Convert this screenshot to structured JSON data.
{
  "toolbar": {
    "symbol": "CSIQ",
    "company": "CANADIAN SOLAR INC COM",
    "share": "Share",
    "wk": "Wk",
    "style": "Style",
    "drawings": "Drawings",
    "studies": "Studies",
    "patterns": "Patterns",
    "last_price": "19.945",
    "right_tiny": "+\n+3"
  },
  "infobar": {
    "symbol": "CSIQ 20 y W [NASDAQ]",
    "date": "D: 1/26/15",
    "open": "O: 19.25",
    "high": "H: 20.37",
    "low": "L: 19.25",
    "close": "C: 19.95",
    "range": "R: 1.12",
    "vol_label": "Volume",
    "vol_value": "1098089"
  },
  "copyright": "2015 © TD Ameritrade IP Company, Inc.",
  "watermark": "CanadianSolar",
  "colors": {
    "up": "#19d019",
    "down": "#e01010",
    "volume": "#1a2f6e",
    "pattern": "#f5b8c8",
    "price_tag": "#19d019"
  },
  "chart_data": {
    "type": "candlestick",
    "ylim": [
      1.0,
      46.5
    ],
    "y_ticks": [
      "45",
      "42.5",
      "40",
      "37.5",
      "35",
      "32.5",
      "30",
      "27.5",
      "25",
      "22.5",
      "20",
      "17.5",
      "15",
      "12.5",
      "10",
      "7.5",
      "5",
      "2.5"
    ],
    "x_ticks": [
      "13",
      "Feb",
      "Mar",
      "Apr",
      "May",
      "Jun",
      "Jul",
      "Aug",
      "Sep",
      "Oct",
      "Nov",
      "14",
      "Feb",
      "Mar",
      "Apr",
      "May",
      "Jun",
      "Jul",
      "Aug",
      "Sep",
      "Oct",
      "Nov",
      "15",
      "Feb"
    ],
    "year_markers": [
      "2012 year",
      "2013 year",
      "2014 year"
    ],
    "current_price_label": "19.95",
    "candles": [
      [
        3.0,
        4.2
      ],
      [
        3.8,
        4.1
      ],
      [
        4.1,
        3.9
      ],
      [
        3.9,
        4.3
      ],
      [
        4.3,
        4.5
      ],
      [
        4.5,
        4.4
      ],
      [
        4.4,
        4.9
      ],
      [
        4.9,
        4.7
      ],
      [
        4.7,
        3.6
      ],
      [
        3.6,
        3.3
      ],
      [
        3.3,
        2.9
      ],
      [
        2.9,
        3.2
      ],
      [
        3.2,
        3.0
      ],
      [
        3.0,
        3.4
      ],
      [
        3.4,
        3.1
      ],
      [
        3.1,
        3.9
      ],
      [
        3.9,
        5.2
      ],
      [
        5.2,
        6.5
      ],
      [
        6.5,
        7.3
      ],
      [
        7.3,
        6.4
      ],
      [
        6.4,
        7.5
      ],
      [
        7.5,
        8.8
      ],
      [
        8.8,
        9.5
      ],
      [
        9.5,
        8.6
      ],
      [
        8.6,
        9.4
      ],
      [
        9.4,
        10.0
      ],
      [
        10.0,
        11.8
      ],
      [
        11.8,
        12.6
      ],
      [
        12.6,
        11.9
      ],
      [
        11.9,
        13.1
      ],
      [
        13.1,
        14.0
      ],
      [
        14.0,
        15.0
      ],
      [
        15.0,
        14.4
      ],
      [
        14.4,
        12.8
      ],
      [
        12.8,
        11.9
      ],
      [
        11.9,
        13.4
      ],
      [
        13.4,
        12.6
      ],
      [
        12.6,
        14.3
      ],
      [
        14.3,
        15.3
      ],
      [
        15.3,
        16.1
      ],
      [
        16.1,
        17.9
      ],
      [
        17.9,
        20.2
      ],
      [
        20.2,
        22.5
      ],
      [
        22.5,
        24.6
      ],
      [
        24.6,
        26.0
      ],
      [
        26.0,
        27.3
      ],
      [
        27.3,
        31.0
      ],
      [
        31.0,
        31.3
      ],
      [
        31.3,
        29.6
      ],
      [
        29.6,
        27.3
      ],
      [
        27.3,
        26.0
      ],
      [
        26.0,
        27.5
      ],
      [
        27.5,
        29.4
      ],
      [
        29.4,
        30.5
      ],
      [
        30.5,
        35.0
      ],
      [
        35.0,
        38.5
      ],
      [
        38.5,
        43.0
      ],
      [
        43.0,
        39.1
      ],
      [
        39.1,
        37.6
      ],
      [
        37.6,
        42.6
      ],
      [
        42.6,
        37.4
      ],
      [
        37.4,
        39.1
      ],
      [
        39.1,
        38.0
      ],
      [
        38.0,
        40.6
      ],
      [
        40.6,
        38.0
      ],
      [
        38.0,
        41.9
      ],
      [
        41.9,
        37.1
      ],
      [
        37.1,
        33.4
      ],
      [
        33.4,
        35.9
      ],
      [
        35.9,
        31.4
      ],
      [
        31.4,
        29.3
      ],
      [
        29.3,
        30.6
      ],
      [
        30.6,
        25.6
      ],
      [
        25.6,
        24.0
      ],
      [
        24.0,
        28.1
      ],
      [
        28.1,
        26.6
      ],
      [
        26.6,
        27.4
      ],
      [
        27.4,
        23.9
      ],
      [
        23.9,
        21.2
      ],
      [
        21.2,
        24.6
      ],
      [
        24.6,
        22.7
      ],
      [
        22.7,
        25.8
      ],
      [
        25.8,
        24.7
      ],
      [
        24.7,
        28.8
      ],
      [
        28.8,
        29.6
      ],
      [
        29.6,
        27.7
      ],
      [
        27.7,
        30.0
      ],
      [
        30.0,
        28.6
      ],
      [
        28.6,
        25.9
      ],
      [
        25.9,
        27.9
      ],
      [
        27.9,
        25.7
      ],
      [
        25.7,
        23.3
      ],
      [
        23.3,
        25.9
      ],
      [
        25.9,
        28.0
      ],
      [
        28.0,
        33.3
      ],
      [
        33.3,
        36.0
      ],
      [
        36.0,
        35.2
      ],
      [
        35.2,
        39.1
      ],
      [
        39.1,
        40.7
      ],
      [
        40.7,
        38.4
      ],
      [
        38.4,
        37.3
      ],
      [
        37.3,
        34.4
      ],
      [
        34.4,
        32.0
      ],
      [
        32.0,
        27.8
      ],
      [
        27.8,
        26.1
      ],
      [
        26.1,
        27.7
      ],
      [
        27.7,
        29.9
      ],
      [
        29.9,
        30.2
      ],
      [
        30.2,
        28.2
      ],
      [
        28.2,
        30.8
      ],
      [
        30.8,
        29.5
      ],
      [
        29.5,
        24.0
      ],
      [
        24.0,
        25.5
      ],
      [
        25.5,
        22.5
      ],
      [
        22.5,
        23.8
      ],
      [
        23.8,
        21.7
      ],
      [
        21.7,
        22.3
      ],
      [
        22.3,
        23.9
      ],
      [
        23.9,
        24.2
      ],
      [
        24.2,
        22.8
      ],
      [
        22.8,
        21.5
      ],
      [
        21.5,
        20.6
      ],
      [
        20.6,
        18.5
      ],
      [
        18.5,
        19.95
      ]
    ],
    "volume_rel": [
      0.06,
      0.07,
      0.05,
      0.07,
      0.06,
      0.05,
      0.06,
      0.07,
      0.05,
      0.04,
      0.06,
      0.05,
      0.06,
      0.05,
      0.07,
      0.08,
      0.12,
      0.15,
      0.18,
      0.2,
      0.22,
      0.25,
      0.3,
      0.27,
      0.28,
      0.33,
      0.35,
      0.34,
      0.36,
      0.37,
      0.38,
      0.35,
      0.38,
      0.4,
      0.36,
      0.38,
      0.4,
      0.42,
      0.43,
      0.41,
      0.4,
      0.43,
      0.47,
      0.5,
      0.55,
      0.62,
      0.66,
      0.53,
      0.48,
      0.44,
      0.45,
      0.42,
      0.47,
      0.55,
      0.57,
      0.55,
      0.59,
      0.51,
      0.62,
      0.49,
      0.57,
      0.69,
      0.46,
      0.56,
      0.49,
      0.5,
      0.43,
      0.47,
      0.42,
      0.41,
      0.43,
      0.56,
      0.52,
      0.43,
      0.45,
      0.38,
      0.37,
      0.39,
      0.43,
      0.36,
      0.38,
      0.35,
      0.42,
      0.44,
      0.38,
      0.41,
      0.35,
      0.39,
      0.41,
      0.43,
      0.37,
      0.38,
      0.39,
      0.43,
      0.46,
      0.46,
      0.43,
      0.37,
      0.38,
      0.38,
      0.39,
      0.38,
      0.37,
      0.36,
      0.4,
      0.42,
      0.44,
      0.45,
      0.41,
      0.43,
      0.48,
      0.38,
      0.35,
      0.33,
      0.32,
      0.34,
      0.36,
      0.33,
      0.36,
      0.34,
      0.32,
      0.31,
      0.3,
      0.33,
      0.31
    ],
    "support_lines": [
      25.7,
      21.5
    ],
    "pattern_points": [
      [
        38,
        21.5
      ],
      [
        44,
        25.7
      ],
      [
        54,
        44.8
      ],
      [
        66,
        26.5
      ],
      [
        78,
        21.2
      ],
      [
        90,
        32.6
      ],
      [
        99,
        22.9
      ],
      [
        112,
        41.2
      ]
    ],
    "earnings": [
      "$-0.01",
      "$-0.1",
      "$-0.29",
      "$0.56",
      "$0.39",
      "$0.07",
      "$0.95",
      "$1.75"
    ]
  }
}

**Task instructions**
Report each line of the material above where the word "CSIQ" appears.

**Answer below**
    "symbol": "CSIQ",
    "symbol": "CSIQ 20 y W [NASDAQ]",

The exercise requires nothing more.